* _WHAT YOU WILL DO_
Can you give the lines below as a numbered list, leaving out any blank lines?

Element and region data
• • • • • • •

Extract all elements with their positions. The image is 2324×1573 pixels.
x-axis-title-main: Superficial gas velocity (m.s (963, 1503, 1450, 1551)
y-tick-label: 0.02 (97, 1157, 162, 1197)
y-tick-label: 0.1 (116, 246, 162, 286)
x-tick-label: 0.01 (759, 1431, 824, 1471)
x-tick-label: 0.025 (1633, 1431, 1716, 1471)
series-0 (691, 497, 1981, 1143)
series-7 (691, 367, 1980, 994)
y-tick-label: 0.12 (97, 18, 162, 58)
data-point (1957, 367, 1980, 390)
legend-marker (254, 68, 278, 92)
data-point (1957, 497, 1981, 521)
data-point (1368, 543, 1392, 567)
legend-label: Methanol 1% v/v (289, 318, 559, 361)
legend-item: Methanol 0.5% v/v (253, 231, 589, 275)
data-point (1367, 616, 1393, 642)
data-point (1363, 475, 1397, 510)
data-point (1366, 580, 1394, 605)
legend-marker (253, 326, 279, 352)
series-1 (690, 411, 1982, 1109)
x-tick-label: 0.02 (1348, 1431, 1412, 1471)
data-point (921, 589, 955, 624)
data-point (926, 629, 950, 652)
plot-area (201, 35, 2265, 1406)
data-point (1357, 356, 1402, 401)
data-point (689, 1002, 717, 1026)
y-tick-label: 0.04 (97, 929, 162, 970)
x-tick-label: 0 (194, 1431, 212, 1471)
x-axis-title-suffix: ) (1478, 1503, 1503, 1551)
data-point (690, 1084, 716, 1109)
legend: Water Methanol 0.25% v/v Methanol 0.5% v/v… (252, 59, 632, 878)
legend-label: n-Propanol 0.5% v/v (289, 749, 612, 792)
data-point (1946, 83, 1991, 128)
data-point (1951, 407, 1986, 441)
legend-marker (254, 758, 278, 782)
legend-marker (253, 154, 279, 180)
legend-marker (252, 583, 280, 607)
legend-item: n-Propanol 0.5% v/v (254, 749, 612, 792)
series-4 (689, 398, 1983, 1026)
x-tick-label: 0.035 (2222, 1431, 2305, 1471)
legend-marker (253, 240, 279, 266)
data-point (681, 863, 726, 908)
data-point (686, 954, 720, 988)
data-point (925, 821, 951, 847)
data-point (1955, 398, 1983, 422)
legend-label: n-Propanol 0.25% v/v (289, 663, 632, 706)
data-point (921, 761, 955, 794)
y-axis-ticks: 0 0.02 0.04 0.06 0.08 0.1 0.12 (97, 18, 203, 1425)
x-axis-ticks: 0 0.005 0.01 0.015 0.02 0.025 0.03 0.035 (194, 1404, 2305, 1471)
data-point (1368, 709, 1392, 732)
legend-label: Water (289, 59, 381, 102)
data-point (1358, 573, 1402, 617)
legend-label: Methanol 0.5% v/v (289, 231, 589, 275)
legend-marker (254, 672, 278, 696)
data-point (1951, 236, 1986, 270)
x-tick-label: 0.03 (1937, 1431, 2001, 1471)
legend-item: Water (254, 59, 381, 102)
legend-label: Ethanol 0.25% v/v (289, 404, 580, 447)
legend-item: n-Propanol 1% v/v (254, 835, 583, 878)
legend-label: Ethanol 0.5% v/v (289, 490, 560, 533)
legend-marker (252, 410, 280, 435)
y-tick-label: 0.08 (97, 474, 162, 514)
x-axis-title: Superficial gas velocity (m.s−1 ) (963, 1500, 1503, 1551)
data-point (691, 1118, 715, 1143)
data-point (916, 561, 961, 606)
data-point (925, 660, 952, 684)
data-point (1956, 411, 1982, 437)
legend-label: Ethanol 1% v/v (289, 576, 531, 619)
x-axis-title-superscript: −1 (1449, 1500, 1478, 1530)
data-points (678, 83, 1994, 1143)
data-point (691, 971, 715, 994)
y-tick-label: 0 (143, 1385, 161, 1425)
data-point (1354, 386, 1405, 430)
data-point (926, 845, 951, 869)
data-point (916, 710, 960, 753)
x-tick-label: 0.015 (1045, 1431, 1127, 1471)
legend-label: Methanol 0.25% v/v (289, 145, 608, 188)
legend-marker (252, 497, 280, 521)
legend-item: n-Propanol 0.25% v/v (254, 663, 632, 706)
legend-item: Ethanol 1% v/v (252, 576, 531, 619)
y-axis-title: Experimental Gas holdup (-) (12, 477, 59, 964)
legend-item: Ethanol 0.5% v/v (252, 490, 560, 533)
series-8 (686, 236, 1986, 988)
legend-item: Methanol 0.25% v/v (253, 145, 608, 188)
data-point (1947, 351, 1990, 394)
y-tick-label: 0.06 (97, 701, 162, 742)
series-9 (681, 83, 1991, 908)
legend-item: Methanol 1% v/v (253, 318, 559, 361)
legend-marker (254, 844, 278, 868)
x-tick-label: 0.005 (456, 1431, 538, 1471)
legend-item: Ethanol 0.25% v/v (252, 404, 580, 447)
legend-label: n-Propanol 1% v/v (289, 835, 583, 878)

• • • • • • •

* _EXERCISE OUTPUT_
1. Extract all elements with their positions. The image is 2324×1573 pixels.
2. x-axis-title-main: Superficial gas velocity (m.s (963, 1503, 1450, 1551)
3. y-tick-label: 0.02 (97, 1157, 162, 1197)
4. y-tick-label: 0.1 (116, 246, 162, 286)
5. x-tick-label: 0.01 (759, 1431, 824, 1471)
6. x-tick-label: 0.025 (1633, 1431, 1716, 1471)
7. series-0 (691, 497, 1981, 1143)
8. series-7 (691, 367, 1980, 994)
9. y-tick-label: 0.12 (97, 18, 162, 58)
10. data-point (1957, 367, 1980, 390)
11. legend-marker (254, 68, 278, 92)
12. data-point (1957, 497, 1981, 521)
13. data-point (1368, 543, 1392, 567)
14. legend-label: Methanol 1% v/v (289, 318, 559, 361)
15. legend-item: Methanol 0.5% v/v (253, 231, 589, 275)
16. data-point (1367, 616, 1393, 642)
17. data-point (1363, 475, 1397, 510)
18. data-point (1366, 580, 1394, 605)
19. legend-marker (253, 326, 279, 352)
20. series-1 (690, 411, 1982, 1109)
21. x-tick-label: 0.02 (1348, 1431, 1412, 1471)
22. data-point (921, 589, 955, 624)
23. data-point (926, 629, 950, 652)
24. plot-area (201, 35, 2265, 1406)
25. data-point (1357, 356, 1402, 401)
26. data-point (689, 1002, 717, 1026)
27. y-tick-label: 0.04 (97, 929, 162, 970)
28. x-tick-label: 0 (194, 1431, 212, 1471)
29. x-axis-title-suffix: ) (1478, 1503, 1503, 1551)
30. data-point (690, 1084, 716, 1109)
31. legend: Water Methanol 0.25% v/v Methanol 0.5% v/v… (252, 59, 632, 878)
32. legend-label: n-Propanol 0.5% v/v (289, 749, 612, 792)
33. data-point (1946, 83, 1991, 128)
34. data-point (1951, 407, 1986, 441)
35. legend-marker (254, 758, 278, 782)
36. legend-marker (253, 154, 279, 180)
37. legend-marker (252, 583, 280, 607)
38. legend-item: n-Propanol 0.5% v/v (254, 749, 612, 792)
39. series-4 (689, 398, 1983, 1026)
40. x-tick-label: 0.035 (2222, 1431, 2305, 1471)
41. legend-marker (253, 240, 279, 266)
42. data-point (681, 863, 726, 908)
43. data-point (686, 954, 720, 988)
44. data-point (925, 821, 951, 847)
45. data-point (1955, 398, 1983, 422)
46. legend-label: n-Propanol 0.25% v/v (289, 663, 632, 706)
47. data-point (921, 761, 955, 794)
48. y-axis-ticks: 0 0.02 0.04 0.06 0.08 0.1 0.12 (97, 18, 203, 1425)
49. x-axis-ticks: 0 0.005 0.01 0.015 0.02 0.025 0.03 0.035 (194, 1404, 2305, 1471)
50. data-point (1368, 709, 1392, 732)
51. legend-label: Water (289, 59, 381, 102)
52. data-point (1358, 573, 1402, 617)
53. legend-label: Methanol 0.5% v/v (289, 231, 589, 275)
54. legend-marker (254, 672, 278, 696)
55. data-point (1951, 236, 1986, 270)
56. x-tick-label: 0.03 (1937, 1431, 2001, 1471)
57. legend-item: Water (254, 59, 381, 102)
58. legend-label: Ethanol 0.25% v/v (289, 404, 580, 447)
59. legend-item: n-Propanol 1% v/v (254, 835, 583, 878)
60. legend-label: Ethanol 0.5% v/v (289, 490, 560, 533)
61. legend-marker (252, 410, 280, 435)
62. y-tick-label: 0.08 (97, 474, 162, 514)
63. x-axis-title: Superficial gas velocity (m.s−1 ) (963, 1500, 1503, 1551)
64. data-point (691, 1118, 715, 1143)
65. data-point (916, 561, 961, 606)
66. data-point (925, 660, 952, 684)
67. data-point (1956, 411, 1982, 437)
68. legend-label: Ethanol 1% v/v (289, 576, 531, 619)
69. x-axis-title-superscript: −1 (1449, 1500, 1478, 1530)
70. data-points (678, 83, 1994, 1143)
71. data-point (691, 971, 715, 994)
72. y-tick-label: 0 (143, 1385, 161, 1425)
73. data-point (1354, 386, 1405, 430)
74. data-point (926, 845, 951, 869)
75. data-point (916, 710, 960, 753)
76. x-tick-label: 0.015 (1045, 1431, 1127, 1471)
77. legend-label: Methanol 0.25% v/v (289, 145, 608, 188)
78. legend-marker (252, 497, 280, 521)
79. legend-item: n-Propanol 0.25% v/v (254, 663, 632, 706)
80. legend-item: Ethanol 1% v/v (252, 576, 531, 619)
81. y-axis-title: Experimental Gas holdup (-) (12, 477, 59, 964)
82. legend-item: Ethanol 0.5% v/v (252, 490, 560, 533)
83. series-8 (686, 236, 1986, 988)
84. legend-item: Methanol 0.25% v/v (253, 145, 608, 188)
85. data-point (1947, 351, 1990, 394)
86. y-tick-label: 0.06 (97, 701, 162, 742)
87. series-9 (681, 83, 1991, 908)
88. legend-item: Methanol 1% v/v (253, 318, 559, 361)
89. legend-marker (254, 844, 278, 868)
90. x-tick-label: 0.005 (456, 1431, 538, 1471)
91. legend-item: Ethanol 0.25% v/v (252, 404, 580, 447)
92. legend-label: n-Propanol 1% v/v (289, 835, 583, 878)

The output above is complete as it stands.